> _Exercise goal_:
Separate out the lines that hold "Nanometres".

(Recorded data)
* start *

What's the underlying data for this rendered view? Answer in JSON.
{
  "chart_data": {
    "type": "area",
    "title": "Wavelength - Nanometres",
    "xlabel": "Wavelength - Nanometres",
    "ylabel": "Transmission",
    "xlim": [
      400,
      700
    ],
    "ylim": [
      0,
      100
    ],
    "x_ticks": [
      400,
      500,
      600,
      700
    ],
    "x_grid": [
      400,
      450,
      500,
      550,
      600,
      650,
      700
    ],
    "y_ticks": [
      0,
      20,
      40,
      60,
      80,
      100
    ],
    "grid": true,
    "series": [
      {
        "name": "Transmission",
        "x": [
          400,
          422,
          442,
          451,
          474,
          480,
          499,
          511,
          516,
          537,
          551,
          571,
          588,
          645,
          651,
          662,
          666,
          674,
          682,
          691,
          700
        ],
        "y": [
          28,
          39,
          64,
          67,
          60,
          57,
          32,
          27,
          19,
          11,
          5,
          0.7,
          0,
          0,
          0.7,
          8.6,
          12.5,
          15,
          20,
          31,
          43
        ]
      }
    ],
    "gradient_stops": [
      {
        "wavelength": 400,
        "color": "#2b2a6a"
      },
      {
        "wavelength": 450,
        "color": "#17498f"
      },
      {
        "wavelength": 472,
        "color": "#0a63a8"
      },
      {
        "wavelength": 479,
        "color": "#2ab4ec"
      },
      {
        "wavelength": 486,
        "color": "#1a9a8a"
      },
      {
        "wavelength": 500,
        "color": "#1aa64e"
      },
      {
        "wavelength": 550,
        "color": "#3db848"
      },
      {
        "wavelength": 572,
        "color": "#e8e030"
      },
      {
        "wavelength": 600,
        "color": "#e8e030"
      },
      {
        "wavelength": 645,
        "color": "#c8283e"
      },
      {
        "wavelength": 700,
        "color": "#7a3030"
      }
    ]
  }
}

* end *

> _Reply to the exercise_:
    "title": "Wavelength - Nanometres",
    "xlabel": "Wavelength - Nanometres",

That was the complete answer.